> **INSTRUCTION**
Keep the pictures out and restate every record exactly.

[Dataset items]
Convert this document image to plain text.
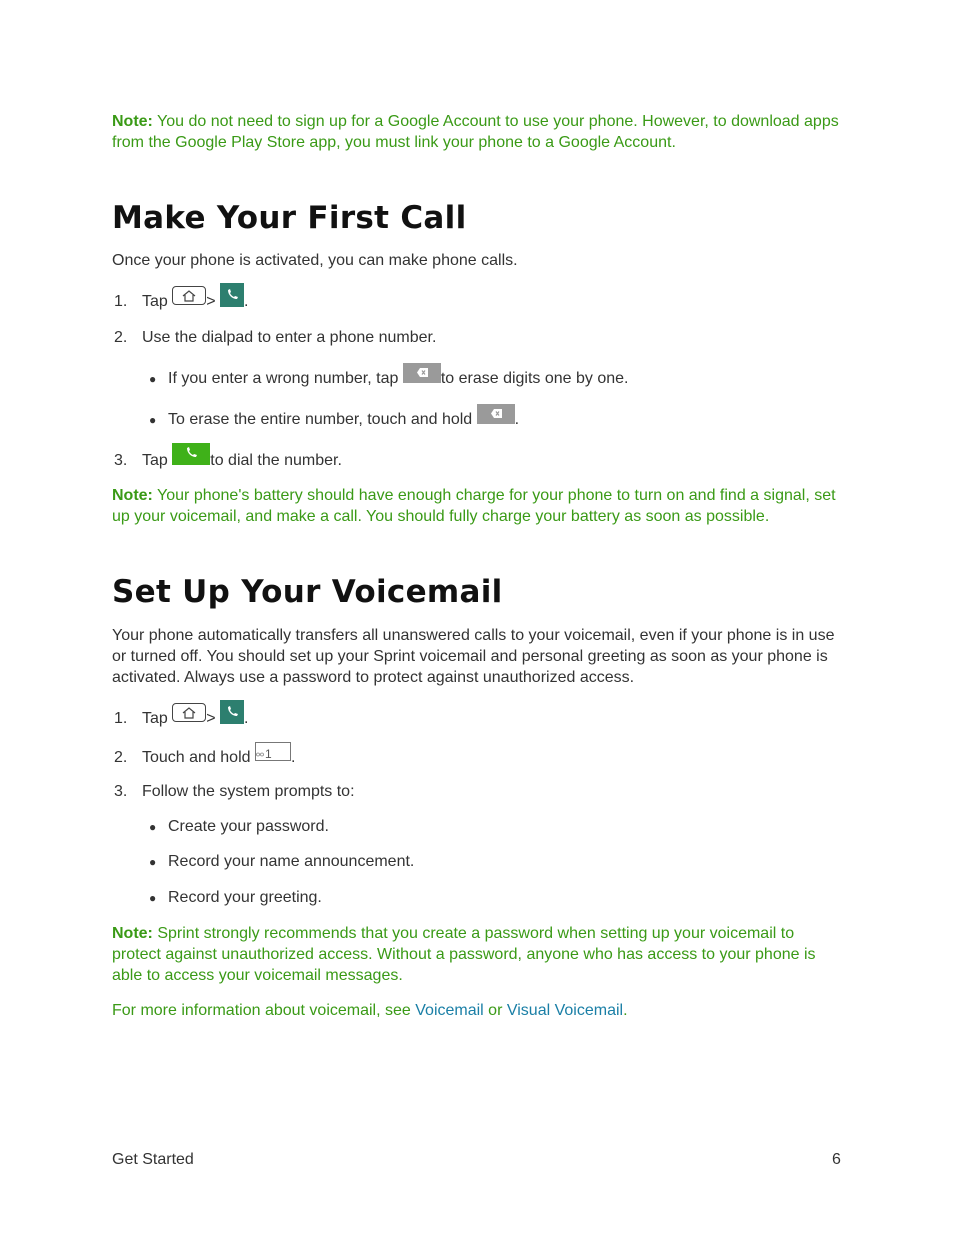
Note: You do not need to sign up for a Google Account to use your phone. However, to download apps from the Google Play Store app, you must link your phone to a Google Account.
Make Your First Call
Once your phone is activated, you can make phone calls.
1. Tap > .
2. Use the dialpad to enter a phone number.
● If you enter a wrong number, tap	to erase digits one by one.
● To erase the entire number, touch and hold	.
3. Tap	to dial the number.
Note: Your phone's battery should have enough charge for your phone to turn on and find a signal, set up your voicemail, and make a call. You should fully charge your battery as soon as possible.
Set Up Your Voicemail
Your phone automatically transfers all unanswered calls to your voicemail, even if your phone is in use or turned off. You should set up your Sprint voicemail and personal greeting as soon as your phone is activated. Always use a password to protect against unauthorized access.
1. Tap > .
2. Touch and hold 1 .
3. Follow the system prompts to:
● Create your password.
● Record your name announcement.
● Record your greeting.
Note: Sprint strongly recommends that you create a password when setting up your voicemail to protect against unauthorized access. Without a password, anyone who has access to your phone is able to access your voicemail messages.
For more information about voicemail, see Voicemail or Visual Voicemail.
Get Started	6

> **WRITTEN SOLUTION**
Convert this document image to plain text.
Note: You do not need to sign up for a Google Account to use your phone. However, to download apps from the Google Play Store app, you must link your phone to a Google Account.
Make Your First Call
Once your phone is activated, you can make phone calls.
1. Tap > .
2. Use the dialpad to enter a phone number.
● If you enter a wrong number, tap	to erase digits one by one.
● To erase the entire number, touch and hold	.
3. Tap	to dial the number.
Note: Your phone's battery should have enough charge for your phone to turn on and find a signal, set up your voicemail, and make a call. You should fully charge your battery as soon as possible.
Set Up Your Voicemail
Your phone automatically transfers all unanswered calls to your voicemail, even if your phone is in use or turned off. You should set up your Sprint voicemail and personal greeting as soon as your phone is activated. Always use a password to protect against unauthorized access.
1. Tap > .
2. Touch and hold 1 .
3. Follow the system prompts to:
● Create your password.
● Record your name announcement.
● Record your greeting.
Note: Sprint strongly recommends that you create a password when setting up your voicemail to protect against unauthorized access. Without a password, anyone who has access to your phone is able to access your voicemail messages.
For more information about voicemail, see Voicemail or Visual Voicemail.
Get Started	6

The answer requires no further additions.